Page element annotations:
## START

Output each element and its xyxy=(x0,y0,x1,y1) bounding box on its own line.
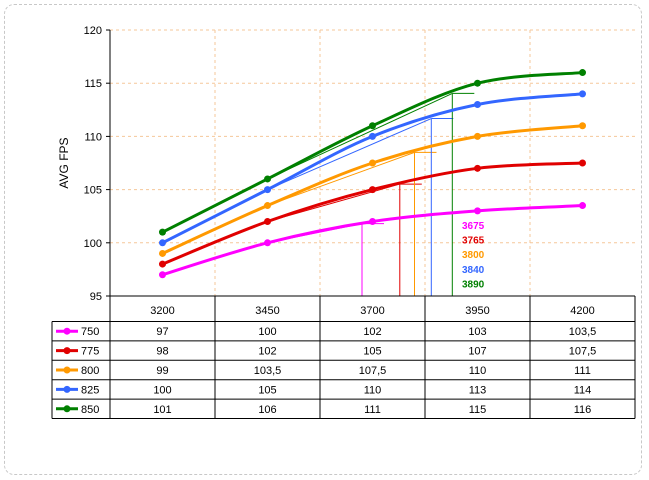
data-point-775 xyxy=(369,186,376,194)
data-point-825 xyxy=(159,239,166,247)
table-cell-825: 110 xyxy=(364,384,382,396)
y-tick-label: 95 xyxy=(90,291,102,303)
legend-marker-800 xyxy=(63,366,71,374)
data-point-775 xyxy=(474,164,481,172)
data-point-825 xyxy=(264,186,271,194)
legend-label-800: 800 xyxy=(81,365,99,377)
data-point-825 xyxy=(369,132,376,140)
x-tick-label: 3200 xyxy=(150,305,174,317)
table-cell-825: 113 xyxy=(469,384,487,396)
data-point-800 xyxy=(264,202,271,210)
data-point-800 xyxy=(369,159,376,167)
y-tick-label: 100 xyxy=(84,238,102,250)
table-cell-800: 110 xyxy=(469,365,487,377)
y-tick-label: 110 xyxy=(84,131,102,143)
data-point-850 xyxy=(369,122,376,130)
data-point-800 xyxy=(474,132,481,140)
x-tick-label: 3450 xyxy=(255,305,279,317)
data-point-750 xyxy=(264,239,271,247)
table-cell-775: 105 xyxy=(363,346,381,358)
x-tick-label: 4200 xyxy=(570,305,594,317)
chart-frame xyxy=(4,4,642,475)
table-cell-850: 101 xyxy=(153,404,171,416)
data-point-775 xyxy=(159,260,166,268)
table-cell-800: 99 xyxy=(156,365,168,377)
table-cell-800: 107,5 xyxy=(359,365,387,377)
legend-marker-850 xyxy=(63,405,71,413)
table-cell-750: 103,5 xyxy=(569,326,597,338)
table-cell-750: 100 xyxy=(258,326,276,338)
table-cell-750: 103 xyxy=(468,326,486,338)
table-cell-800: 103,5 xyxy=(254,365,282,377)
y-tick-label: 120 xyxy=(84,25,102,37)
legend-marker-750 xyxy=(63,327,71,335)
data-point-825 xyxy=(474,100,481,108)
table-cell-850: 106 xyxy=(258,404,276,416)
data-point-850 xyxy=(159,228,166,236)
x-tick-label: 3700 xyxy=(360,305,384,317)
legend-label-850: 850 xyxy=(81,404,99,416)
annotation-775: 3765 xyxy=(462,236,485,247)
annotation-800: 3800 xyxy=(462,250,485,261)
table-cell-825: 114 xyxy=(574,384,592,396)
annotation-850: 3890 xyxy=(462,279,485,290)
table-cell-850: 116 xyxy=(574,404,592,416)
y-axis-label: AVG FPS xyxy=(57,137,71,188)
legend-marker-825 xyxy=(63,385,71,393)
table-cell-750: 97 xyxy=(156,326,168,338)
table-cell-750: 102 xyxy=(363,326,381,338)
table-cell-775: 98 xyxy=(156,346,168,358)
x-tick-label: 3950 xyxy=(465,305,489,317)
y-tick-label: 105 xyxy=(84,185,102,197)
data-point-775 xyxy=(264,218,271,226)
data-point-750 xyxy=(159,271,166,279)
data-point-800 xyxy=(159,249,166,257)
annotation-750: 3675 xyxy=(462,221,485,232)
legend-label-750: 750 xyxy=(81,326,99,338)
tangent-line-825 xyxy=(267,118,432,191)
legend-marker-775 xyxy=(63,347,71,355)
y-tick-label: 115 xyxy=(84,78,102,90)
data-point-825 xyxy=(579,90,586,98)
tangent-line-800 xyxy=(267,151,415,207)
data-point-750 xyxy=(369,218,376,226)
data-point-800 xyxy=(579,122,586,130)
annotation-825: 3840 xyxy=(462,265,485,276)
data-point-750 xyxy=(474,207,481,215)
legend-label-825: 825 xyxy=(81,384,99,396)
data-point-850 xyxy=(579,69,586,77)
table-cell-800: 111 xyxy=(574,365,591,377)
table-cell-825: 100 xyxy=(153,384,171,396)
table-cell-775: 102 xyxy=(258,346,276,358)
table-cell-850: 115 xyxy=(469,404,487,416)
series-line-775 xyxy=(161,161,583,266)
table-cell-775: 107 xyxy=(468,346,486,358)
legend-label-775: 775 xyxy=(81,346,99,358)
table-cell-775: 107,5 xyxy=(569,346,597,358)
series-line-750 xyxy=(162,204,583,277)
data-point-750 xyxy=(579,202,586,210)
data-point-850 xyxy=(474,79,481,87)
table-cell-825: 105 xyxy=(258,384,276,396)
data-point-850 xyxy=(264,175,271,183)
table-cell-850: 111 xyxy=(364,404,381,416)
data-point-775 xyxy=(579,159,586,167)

## END

SHORT PROBLEM: Reproduce the rows above line for line, without any change, and omit the picture.

RESPONSE:
Output each element and its xyxy=(x0,y0,x1,y1) bounding box on its own line.
data-point-775 xyxy=(369,186,376,194)
data-point-825 xyxy=(159,239,166,247)
table-cell-825: 110 xyxy=(364,384,382,396)
y-tick-label: 95 xyxy=(90,291,102,303)
legend-marker-800 xyxy=(63,366,71,374)
data-point-775 xyxy=(474,164,481,172)
data-point-825 xyxy=(264,186,271,194)
legend-label-800: 800 xyxy=(81,365,99,377)
data-point-825 xyxy=(369,132,376,140)
x-tick-label: 3200 xyxy=(150,305,174,317)
table-cell-825: 113 xyxy=(469,384,487,396)
data-point-800 xyxy=(264,202,271,210)
data-point-800 xyxy=(369,159,376,167)
y-tick-label: 100 xyxy=(84,238,102,250)
table-cell-800: 110 xyxy=(469,365,487,377)
y-tick-label: 110 xyxy=(84,131,102,143)
data-point-850 xyxy=(369,122,376,130)
data-point-800 xyxy=(474,132,481,140)
x-tick-label: 3450 xyxy=(255,305,279,317)
data-point-750 xyxy=(264,239,271,247)
table-cell-775: 105 xyxy=(363,346,381,358)
x-tick-label: 4200 xyxy=(570,305,594,317)
chart-frame xyxy=(4,4,642,475)
table-cell-850: 101 xyxy=(153,404,171,416)
data-point-775 xyxy=(159,260,166,268)
table-cell-800: 99 xyxy=(156,365,168,377)
table-cell-800: 107,5 xyxy=(359,365,387,377)
legend-marker-850 xyxy=(63,405,71,413)
table-cell-750: 103,5 xyxy=(569,326,597,338)
table-cell-750: 100 xyxy=(258,326,276,338)
table-cell-750: 103 xyxy=(468,326,486,338)
table-cell-800: 103,5 xyxy=(254,365,282,377)
y-tick-label: 120 xyxy=(84,25,102,37)
legend-marker-750 xyxy=(63,327,71,335)
data-point-825 xyxy=(474,100,481,108)
table-cell-850: 106 xyxy=(258,404,276,416)
data-point-850 xyxy=(159,228,166,236)
x-tick-label: 3700 xyxy=(360,305,384,317)
legend-label-850: 850 xyxy=(81,404,99,416)
annotation-775: 3765 xyxy=(462,236,485,247)
annotation-800: 3800 xyxy=(462,250,485,261)
table-cell-825: 114 xyxy=(574,384,592,396)
annotation-850: 3890 xyxy=(462,279,485,290)
table-cell-850: 116 xyxy=(574,404,592,416)
y-axis-label: AVG FPS xyxy=(57,137,71,188)
legend-marker-825 xyxy=(63,385,71,393)
table-cell-750: 97 xyxy=(156,326,168,338)
table-cell-750: 102 xyxy=(363,326,381,338)
table-cell-775: 98 xyxy=(156,346,168,358)
x-tick-label: 3950 xyxy=(465,305,489,317)
y-tick-label: 105 xyxy=(84,185,102,197)
data-point-775 xyxy=(264,218,271,226)
data-point-750 xyxy=(159,271,166,279)
data-point-800 xyxy=(159,249,166,257)
annotation-750: 3675 xyxy=(462,221,485,232)
legend-label-750: 750 xyxy=(81,326,99,338)
tangent-line-825 xyxy=(267,118,432,191)
legend-marker-775 xyxy=(63,347,71,355)
y-tick-label: 115 xyxy=(84,78,102,90)
data-point-825 xyxy=(579,90,586,98)
tangent-line-800 xyxy=(267,151,415,207)
data-point-750 xyxy=(369,218,376,226)
data-point-800 xyxy=(579,122,586,130)
annotation-825: 3840 xyxy=(462,265,485,276)
data-point-750 xyxy=(474,207,481,215)
legend-label-825: 825 xyxy=(81,384,99,396)
data-point-850 xyxy=(579,69,586,77)
table-cell-800: 111 xyxy=(574,365,591,377)
table-cell-825: 100 xyxy=(153,384,171,396)
table-cell-775: 102 xyxy=(258,346,276,358)
table-cell-850: 115 xyxy=(469,404,487,416)
series-line-775 xyxy=(161,161,583,266)
table-cell-775: 107 xyxy=(468,346,486,358)
legend-label-775: 775 xyxy=(81,346,99,358)
table-cell-775: 107,5 xyxy=(569,346,597,358)
series-line-750 xyxy=(162,204,583,277)
data-point-750 xyxy=(579,202,586,210)
data-point-850 xyxy=(474,79,481,87)
table-cell-825: 105 xyxy=(258,384,276,396)
data-point-850 xyxy=(264,175,271,183)
table-cell-850: 111 xyxy=(364,404,381,416)
data-point-775 xyxy=(579,159,586,167)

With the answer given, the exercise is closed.